[Start Records to process]
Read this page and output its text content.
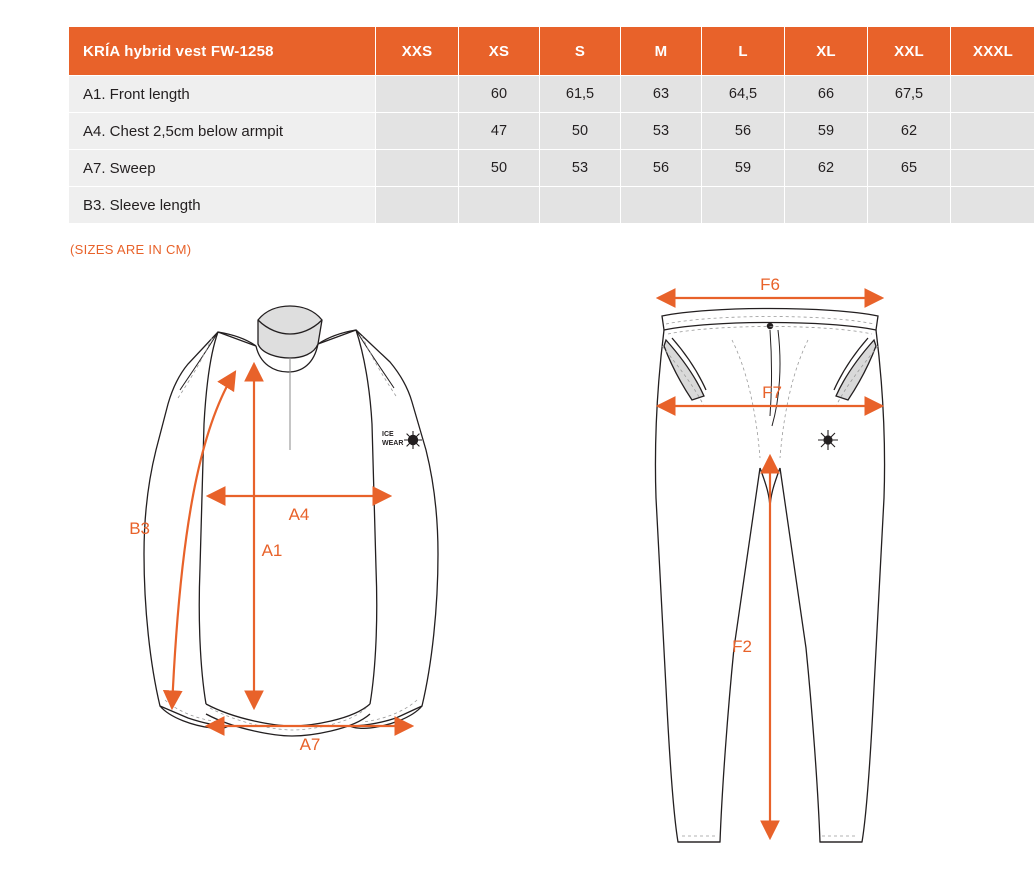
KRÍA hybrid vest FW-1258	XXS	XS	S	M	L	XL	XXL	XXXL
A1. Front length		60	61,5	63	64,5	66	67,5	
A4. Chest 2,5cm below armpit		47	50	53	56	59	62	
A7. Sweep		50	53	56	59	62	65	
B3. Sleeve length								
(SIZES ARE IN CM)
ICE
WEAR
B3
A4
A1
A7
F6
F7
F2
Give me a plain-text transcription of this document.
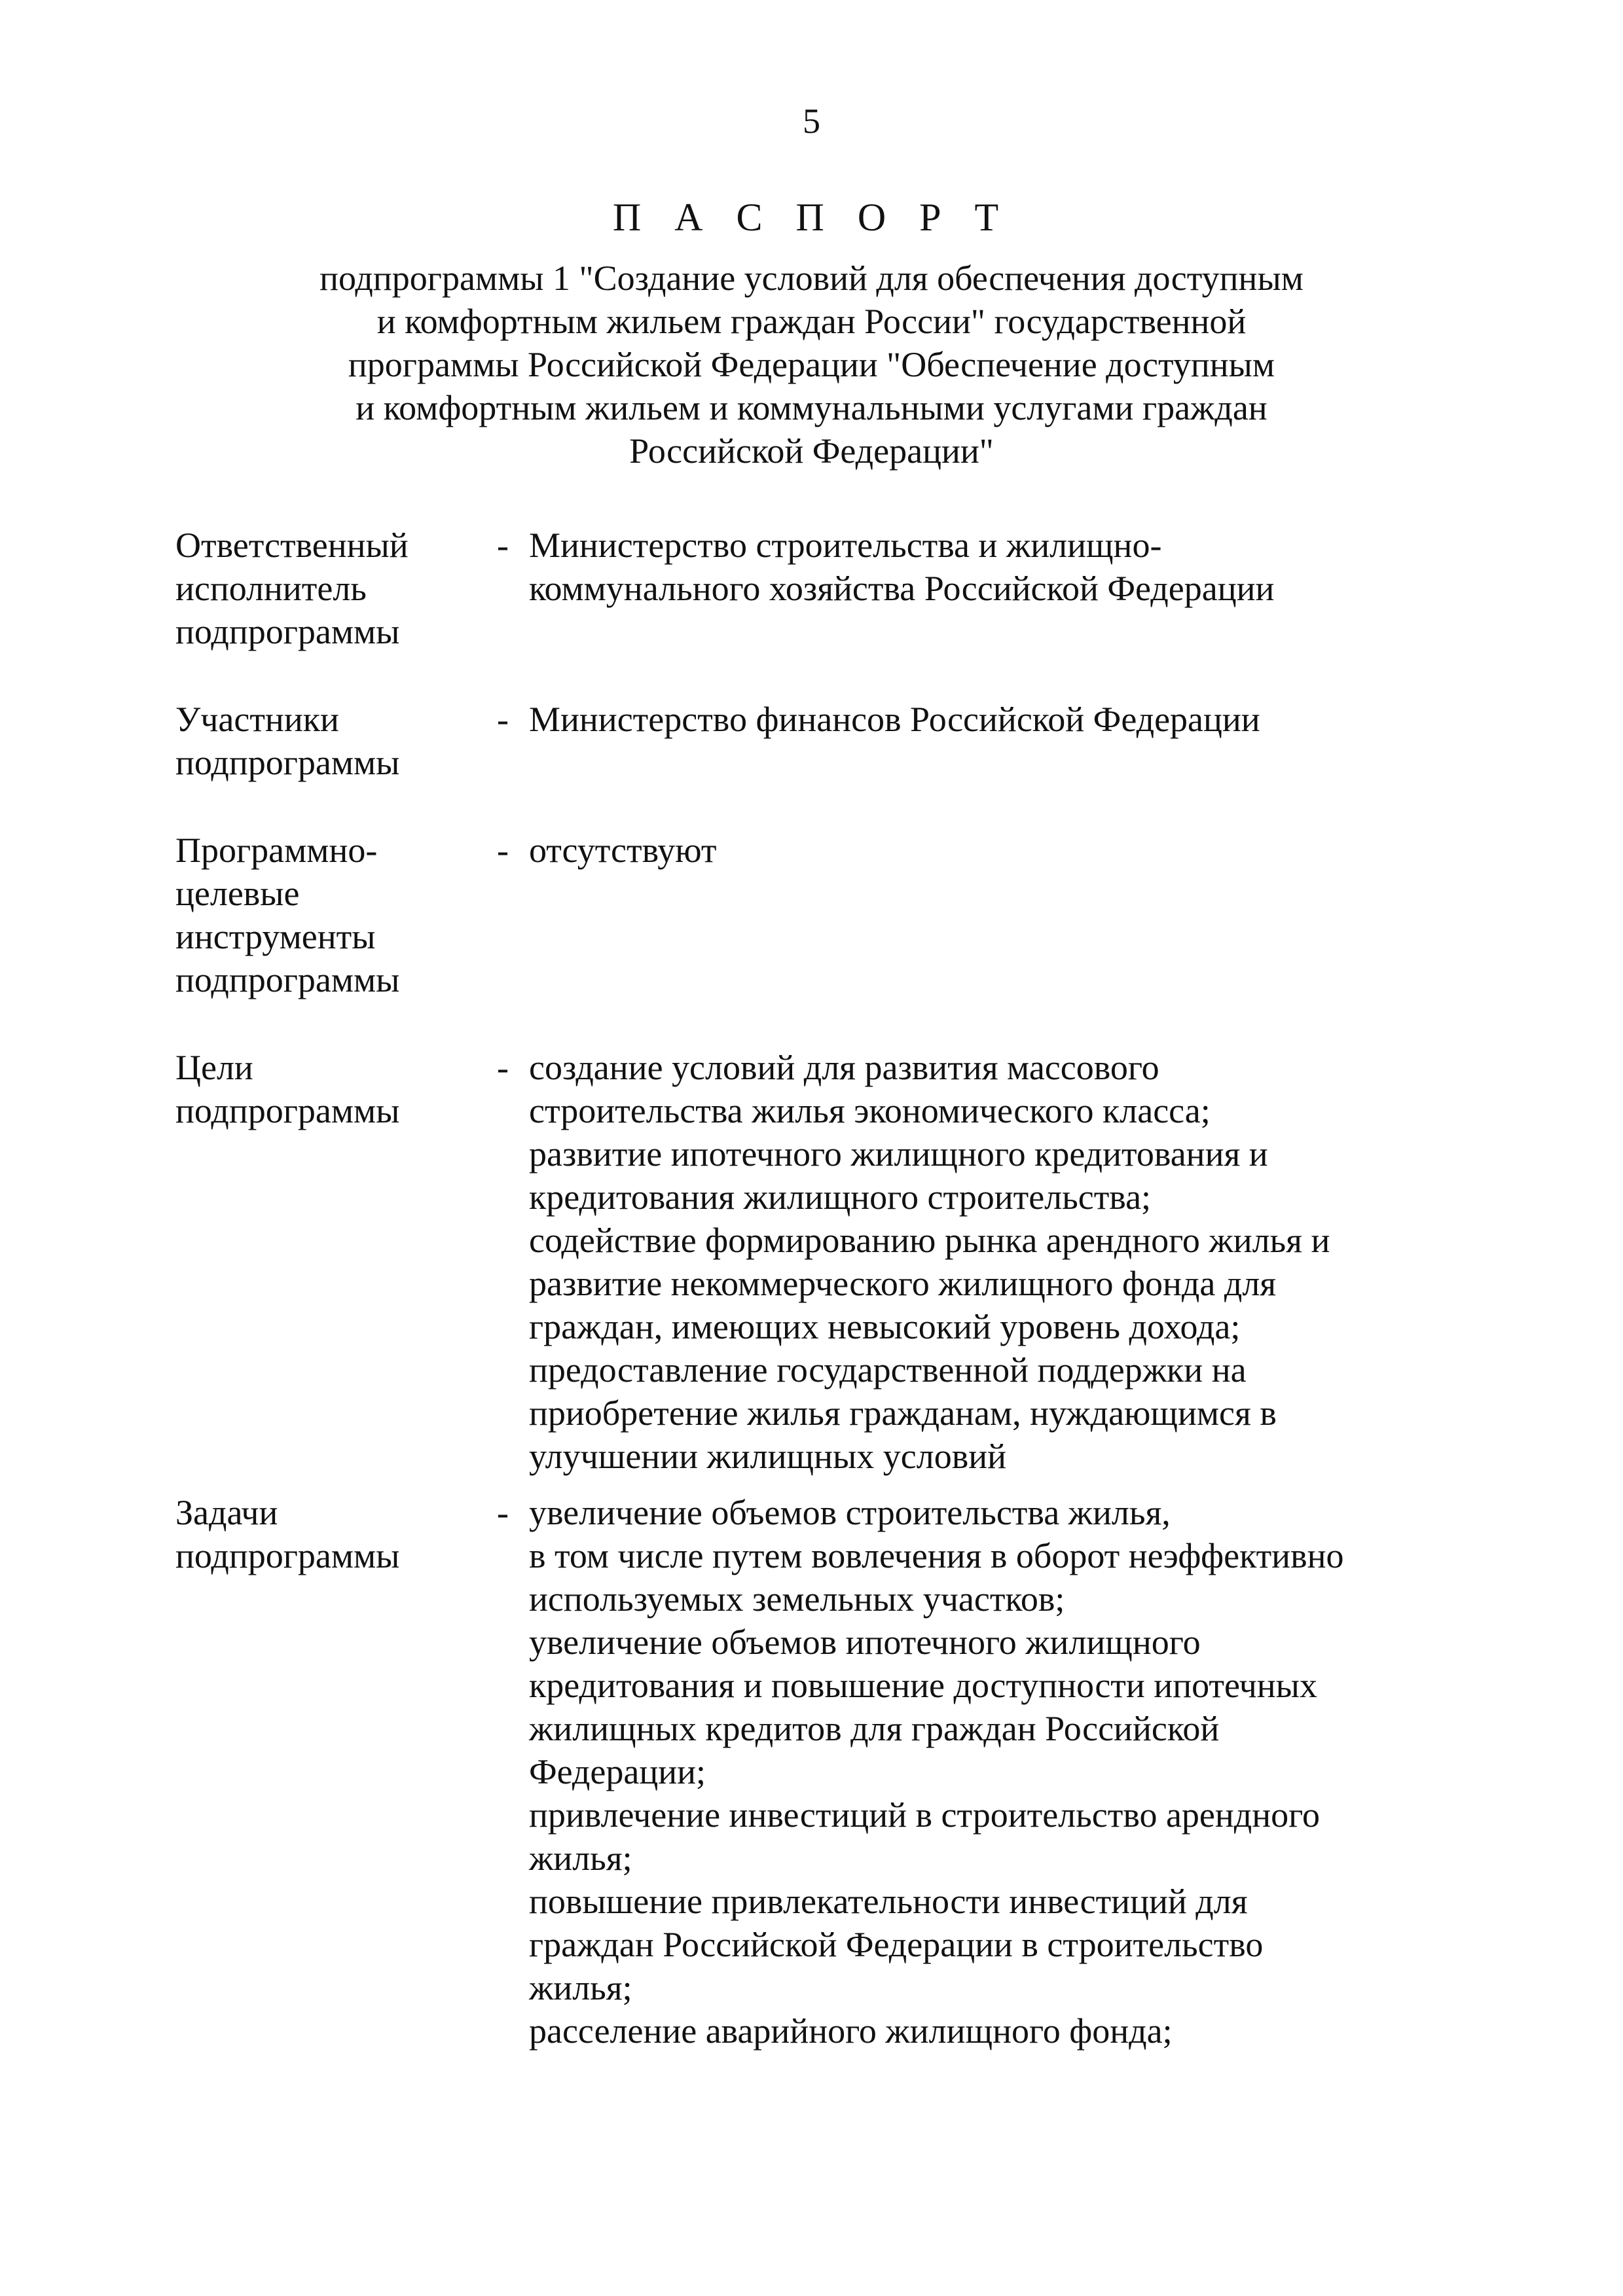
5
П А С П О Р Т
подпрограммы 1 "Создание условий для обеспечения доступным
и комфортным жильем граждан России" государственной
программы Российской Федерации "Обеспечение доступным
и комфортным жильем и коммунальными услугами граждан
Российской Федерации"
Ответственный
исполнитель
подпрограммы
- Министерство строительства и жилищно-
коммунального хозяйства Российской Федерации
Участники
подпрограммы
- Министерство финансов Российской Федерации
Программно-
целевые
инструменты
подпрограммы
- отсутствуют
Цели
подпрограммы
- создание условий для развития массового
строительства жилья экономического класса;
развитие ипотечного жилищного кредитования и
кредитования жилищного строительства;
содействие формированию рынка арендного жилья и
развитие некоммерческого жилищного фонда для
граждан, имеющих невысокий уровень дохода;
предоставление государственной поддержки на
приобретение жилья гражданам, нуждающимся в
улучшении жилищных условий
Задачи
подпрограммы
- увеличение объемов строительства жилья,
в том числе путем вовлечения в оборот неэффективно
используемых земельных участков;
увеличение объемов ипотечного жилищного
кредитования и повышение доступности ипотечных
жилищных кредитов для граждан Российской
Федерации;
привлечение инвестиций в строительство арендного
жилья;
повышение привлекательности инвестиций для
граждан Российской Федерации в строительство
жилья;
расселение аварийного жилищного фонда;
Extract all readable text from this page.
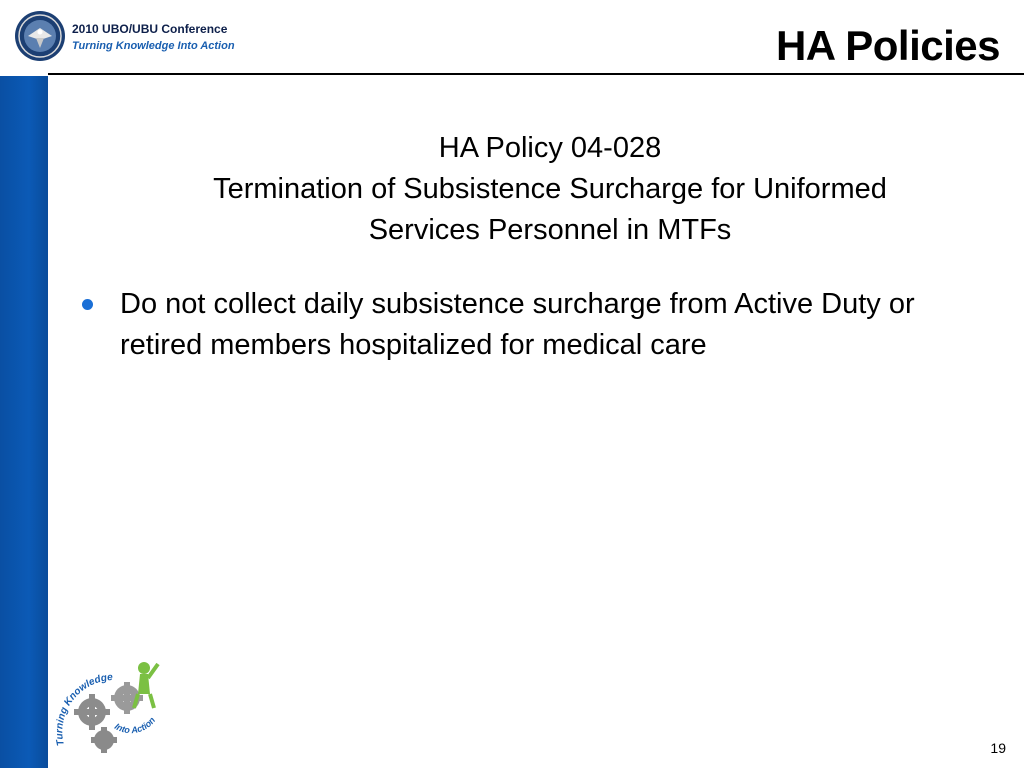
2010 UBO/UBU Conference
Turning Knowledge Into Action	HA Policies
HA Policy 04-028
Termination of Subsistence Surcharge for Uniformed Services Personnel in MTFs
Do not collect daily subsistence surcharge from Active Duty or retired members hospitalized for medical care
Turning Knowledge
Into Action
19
[End Records to process]
Goal:
How many lines in these records hold the string "text"? Reply with the number alone.

Full solution:
3